Entries from a dataset:
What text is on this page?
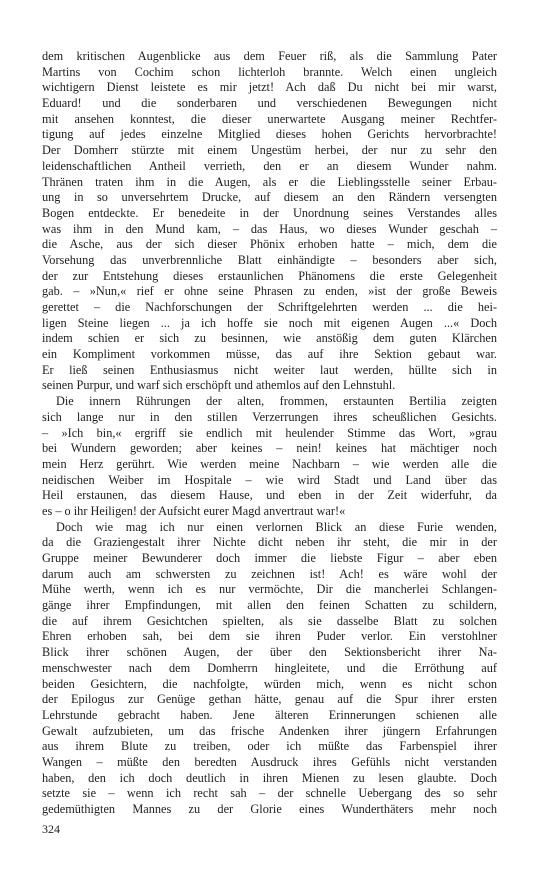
dem kritischen Augenblicke aus dem Feuer riß, als die Sammlung Pater
Martins von Cochim schon lichterloh brannte. Welch einen ungleich
wichtigern Dienst leistete es mir jetzt! Ach daß Du nicht bei mir warst,
Eduard! und die sonderbaren und verschiedenen Bewegungen nicht
mit ansehen konntest, die dieser unerwartete Ausgang meiner Rechtfer-
tigung auf jedes einzelne Mitglied dieses hohen Gerichts hervorbrachte!
Der Domherr stürzte mit einem Ungestüm herbei, der nur zu sehr den
leidenschaftlichen Antheil verrieth, den er an diesem Wunder nahm.
Thränen traten ihm in die Augen, als er die Lieblingsstelle seiner Erbau-
ung in so unversehrtem Drucke, auf diesem an den Rändern versengten
Bogen entdeckte. Er benedeite in der Unordnung seines Verstandes alles
was ihm in den Mund kam, – das Haus, wo dieses Wunder geschah –
die Asche, aus der sich dieser Phönix erhoben hatte – mich, dem die
Vorsehung das unverbrennliche Blatt einhändigte – besonders aber sich,
der zur Entstehung dieses erstaunlichen Phänomens die erste Gelegenheit
gab. – »Nun,« rief er ohne seine Phrasen zu enden, »ist der große Beweis
gerettet – die Nachforschungen der Schriftgelehrten werden ... die hei-
ligen Steine liegen ... ja ich hoffe sie noch mit eigenen Augen ...« Doch
indem schien er sich zu besinnen, wie anstößig dem guten Klärchen
ein Kompliment vorkommen müsse, das auf ihre Sektion gebaut war.
Er ließ seinen Enthusiasmus nicht weiter laut werden, hüllte sich in
seinen Purpur, und warf sich erschöpft und athemlos auf den Lehnstuhl.
Die innern Rührungen der alten, frommen, erstaunten Bertilia zeigten
sich lange nur in den stillen Verzerrungen ihres scheußlichen Gesichts.
– »Ich bin,« ergriff sie endlich mit heulender Stimme das Wort, »grau
bei Wundern geworden; aber keines – nein! keines hat mächtiger noch
mein Herz gerührt. Wie werden meine Nachbarn – wie werden alle die
neidischen Weiber im Hospitale – wie wird Stadt und Land über das
Heil erstaunen, das diesem Hause, und eben in der Zeit widerfuhr, da
es – o ihr Heiligen! der Aufsicht eurer Magd anvertraut war!«
Doch wie mag ich nur einen verlornen Blick an diese Furie wenden,
da die Graziengestalt ihrer Nichte dicht neben ihr steht, die mir in der
Gruppe meiner Bewunderer doch immer die liebste Figur – aber eben
darum auch am schwersten zu zeichnen ist! Ach! es wäre wohl der
Mühe werth, wenn ich es nur vermöchte, Dir die mancherlei Schlangen-
gänge ihrer Empfindungen, mit allen den feinen Schatten zu schildern,
die auf ihrem Gesichtchen spielten, als sie dasselbe Blatt zu solchen
Ehren erhoben sah, bei dem sie ihren Puder verlor. Ein verstohlner
Blick ihrer schönen Augen, der über den Sektionsbericht ihrer Na-
menschwester nach dem Domherrn hingleitete, und die Erröthung auf
beiden Gesichtern, die nachfolgte, würden mich, wenn es nicht schon
der Epilogus zur Genüge gethan hätte, genau auf die Spur ihrer ersten
Lehrstunde gebracht haben. Jene älteren Erinnerungen schienen alle
Gewalt aufzubieten, um das frische Andenken ihrer jüngern Erfahrungen
aus ihrem Blute zu treiben, oder ich müßte das Farbenspiel ihrer
Wangen – müßte den beredten Ausdruck ihres Gefühls nicht verstanden
haben, den ich doch deutlich in ihren Mienen zu lesen glaubte. Doch
setzte sie – wenn ich recht sah – der schnelle Uebergang des so sehr
gedemüthigten Mannes zu der Glorie eines Wunderthäters mehr noch
324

== Written task ==
Find each line with the string "ihrer" and copy it out.

== Result of the exercise ==
da die Graziengestalt ihrer Nichte dicht neben ihr steht, die mir in der
gänge ihrer Empfindungen, mit allen den feinen Schatten zu schildern,
Blick ihrer schönen Augen, der über den Sektionsbericht ihrer Na-
der Epilogus zur Genüge gethan hätte, genau auf die Spur ihrer ersten
Gewalt aufzubieten, um das frische Andenken ihrer jüngern Erfahrungen
aus ihrem Blute zu treiben, oder ich müßte das Farbenspiel ihrer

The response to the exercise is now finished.